>>>>>
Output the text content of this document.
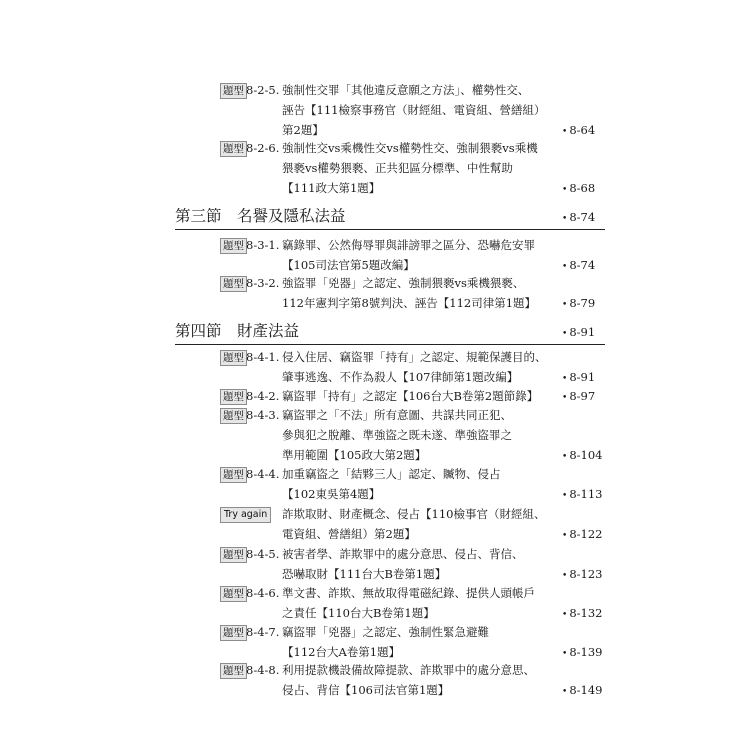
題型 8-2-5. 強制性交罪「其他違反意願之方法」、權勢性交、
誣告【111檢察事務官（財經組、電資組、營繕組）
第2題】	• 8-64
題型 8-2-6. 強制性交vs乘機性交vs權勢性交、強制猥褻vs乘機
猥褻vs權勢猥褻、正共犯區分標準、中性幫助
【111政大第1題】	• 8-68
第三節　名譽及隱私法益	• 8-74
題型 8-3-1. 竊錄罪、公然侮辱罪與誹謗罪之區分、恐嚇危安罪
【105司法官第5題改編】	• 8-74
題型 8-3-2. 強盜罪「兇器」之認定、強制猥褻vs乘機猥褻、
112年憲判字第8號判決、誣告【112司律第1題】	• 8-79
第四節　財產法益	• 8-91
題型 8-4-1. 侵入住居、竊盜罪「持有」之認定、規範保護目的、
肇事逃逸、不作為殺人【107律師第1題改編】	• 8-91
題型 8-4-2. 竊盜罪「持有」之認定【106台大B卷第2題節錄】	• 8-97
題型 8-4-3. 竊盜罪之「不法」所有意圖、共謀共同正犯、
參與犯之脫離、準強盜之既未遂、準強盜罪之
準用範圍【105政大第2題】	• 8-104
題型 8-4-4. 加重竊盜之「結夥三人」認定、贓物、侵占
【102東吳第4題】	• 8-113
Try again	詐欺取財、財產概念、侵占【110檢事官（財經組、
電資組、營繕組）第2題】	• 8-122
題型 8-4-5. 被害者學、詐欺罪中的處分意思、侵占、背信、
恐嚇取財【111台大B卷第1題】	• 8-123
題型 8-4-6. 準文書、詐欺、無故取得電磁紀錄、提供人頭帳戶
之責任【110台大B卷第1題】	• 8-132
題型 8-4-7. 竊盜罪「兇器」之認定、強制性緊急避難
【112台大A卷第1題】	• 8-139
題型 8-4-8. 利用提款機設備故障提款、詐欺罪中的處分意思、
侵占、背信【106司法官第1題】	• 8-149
<<<<<
**AIM OF THE TASK**
Tally up the lines of the listing containing the word "詐欺罪中的處分意思". Give only the total.

**EXPECTED ANSWER**
2